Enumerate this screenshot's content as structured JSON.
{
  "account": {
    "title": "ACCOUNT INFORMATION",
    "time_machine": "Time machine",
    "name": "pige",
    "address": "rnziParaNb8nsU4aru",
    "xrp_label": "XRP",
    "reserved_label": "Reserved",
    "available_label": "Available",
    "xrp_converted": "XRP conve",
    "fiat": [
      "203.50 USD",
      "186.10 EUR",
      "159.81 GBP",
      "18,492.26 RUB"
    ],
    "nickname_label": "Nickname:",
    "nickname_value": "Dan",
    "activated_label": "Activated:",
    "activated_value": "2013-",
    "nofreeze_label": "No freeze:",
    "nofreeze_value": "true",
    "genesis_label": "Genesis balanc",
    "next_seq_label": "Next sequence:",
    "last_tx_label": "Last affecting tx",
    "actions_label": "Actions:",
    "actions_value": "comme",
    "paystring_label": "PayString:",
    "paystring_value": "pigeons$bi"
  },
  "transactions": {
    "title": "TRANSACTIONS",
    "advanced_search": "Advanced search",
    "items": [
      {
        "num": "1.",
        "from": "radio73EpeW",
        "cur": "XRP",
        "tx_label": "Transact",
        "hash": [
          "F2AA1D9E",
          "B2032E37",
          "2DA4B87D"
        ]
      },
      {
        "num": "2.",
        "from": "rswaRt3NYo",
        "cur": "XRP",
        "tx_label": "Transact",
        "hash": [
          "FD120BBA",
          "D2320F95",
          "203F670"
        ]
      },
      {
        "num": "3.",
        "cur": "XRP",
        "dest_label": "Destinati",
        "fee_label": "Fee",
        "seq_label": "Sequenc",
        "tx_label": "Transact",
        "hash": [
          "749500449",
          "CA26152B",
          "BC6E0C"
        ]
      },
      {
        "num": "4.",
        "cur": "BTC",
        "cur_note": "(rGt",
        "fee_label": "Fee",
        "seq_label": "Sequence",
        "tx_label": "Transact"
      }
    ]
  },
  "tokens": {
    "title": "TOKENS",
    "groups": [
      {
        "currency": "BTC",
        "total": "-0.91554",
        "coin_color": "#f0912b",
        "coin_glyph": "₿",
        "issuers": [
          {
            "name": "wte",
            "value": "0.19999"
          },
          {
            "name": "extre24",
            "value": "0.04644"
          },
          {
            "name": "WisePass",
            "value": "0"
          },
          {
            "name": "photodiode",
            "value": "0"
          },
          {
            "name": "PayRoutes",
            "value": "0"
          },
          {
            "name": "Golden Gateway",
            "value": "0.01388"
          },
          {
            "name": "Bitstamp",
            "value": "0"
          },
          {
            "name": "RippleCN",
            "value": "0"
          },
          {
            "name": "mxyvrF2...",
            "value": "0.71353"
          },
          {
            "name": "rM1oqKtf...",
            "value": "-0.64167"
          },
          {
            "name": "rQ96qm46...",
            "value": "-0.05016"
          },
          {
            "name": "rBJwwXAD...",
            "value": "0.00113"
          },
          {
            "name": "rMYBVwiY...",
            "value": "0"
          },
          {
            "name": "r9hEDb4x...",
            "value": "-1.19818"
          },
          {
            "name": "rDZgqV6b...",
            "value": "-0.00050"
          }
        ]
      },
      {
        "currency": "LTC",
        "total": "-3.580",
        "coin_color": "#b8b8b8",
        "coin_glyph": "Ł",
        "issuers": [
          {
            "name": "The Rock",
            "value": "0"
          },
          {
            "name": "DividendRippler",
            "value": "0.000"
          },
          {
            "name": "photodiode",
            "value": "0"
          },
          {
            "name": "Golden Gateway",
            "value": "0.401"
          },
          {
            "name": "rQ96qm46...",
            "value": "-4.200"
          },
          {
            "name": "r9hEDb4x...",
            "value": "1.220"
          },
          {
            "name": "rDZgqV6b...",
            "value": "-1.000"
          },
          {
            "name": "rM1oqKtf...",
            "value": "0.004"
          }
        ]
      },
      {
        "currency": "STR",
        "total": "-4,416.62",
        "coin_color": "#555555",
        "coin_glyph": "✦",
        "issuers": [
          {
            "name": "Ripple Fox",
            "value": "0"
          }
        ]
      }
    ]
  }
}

◆ Exercise directions:
The whole listing above is to be output exactly.

◆ Result for this exercise:
Enumerate this screenshot's content as structured JSON.
{
  "account": {
    "title": "ACCOUNT INFORMATION",
    "time_machine": "Time machine",
    "name": "pige",
    "address": "rnziParaNb8nsU4aru",
    "xrp_label": "XRP",
    "reserved_label": "Reserved",
    "available_label": "Available",
    "xrp_converted": "XRP conve",
    "fiat": [
      "203.50 USD",
      "186.10 EUR",
      "159.81 GBP",
      "18,492.26 RUB"
    ],
    "nickname_label": "Nickname:",
    "nickname_value": "Dan",
    "activated_label": "Activated:",
    "activated_value": "2013-",
    "nofreeze_label": "No freeze:",
    "nofreeze_value": "true",
    "genesis_label": "Genesis balanc",
    "next_seq_label": "Next sequence:",
    "last_tx_label": "Last affecting tx",
    "actions_label": "Actions:",
    "actions_value": "comme",
    "paystring_label": "PayString:",
    "paystring_value": "pigeons$bi"
  },
  "transactions": {
    "title": "TRANSACTIONS",
    "advanced_search": "Advanced search",
    "items": [
      {
        "num": "1.",
        "from": "radio73EpeW",
        "cur": "XRP",
        "tx_label": "Transact",
        "hash": [
          "F2AA1D9E",
          "B2032E37",
          "2DA4B87D"
        ]
      },
      {
        "num": "2.",
        "from": "rswaRt3NYo",
        "cur": "XRP",
        "tx_label": "Transact",
        "hash": [
          "FD120BBA",
          "D2320F95",
          "203F670"
        ]
      },
      {
        "num": "3.",
        "cur": "XRP",
        "dest_label": "Destinati",
        "fee_label": "Fee",
        "seq_label": "Sequenc",
        "tx_label": "Transact",
        "hash": [
          "749500449",
          "CA26152B",
          "BC6E0C"
        ]
      },
      {
        "num": "4.",
        "cur": "BTC",
        "cur_note": "(rGt",
        "fee_label": "Fee",
        "seq_label": "Sequence",
        "tx_label": "Transact"
      }
    ]
  },
  "tokens": {
    "title": "TOKENS",
    "groups": [
      {
        "currency": "BTC",
        "total": "-0.91554",
        "coin_color": "#f0912b",
        "coin_glyph": "₿",
        "issuers": [
          {
            "name": "wte",
            "value": "0.19999"
          },
          {
            "name": "extre24",
            "value": "0.04644"
          },
          {
            "name": "WisePass",
            "value": "0"
          },
          {
            "name": "photodiode",
            "value": "0"
          },
          {
            "name": "PayRoutes",
            "value": "0"
          },
          {
            "name": "Golden Gateway",
            "value": "0.01388"
          },
          {
            "name": "Bitstamp",
            "value": "0"
          },
          {
            "name": "RippleCN",
            "value": "0"
          },
          {
            "name": "mxyvrF2...",
            "value": "0.71353"
          },
          {
            "name": "rM1oqKtf...",
            "value": "-0.64167"
          },
          {
            "name": "rQ96qm46...",
            "value": "-0.05016"
          },
          {
            "name": "rBJwwXAD...",
            "value": "0.00113"
          },
          {
            "name": "rMYBVwiY...",
            "value": "0"
          },
          {
            "name": "r9hEDb4x...",
            "value": "-1.19818"
          },
          {
            "name": "rDZgqV6b...",
            "value": "-0.00050"
          }
        ]
      },
      {
        "currency": "LTC",
        "total": "-3.580",
        "coin_color": "#b8b8b8",
        "coin_glyph": "Ł",
        "issuers": [
          {
            "name": "The Rock",
            "value": "0"
          },
          {
            "name": "DividendRippler",
            "value": "0.000"
          },
          {
            "name": "photodiode",
            "value": "0"
          },
          {
            "name": "Golden Gateway",
            "value": "0.401"
          },
          {
            "name": "rQ96qm46...",
            "value": "-4.200"
          },
          {
            "name": "r9hEDb4x...",
            "value": "1.220"
          },
          {
            "name": "rDZgqV6b...",
            "value": "-1.000"
          },
          {
            "name": "rM1oqKtf...",
            "value": "0.004"
          }
        ]
      },
      {
        "currency": "STR",
        "total": "-4,416.62",
        "coin_color": "#555555",
        "coin_glyph": "✦",
        "issuers": [
          {
            "name": "Ripple Fox",
            "value": "0"
          }
        ]
      }
    ]
  }
}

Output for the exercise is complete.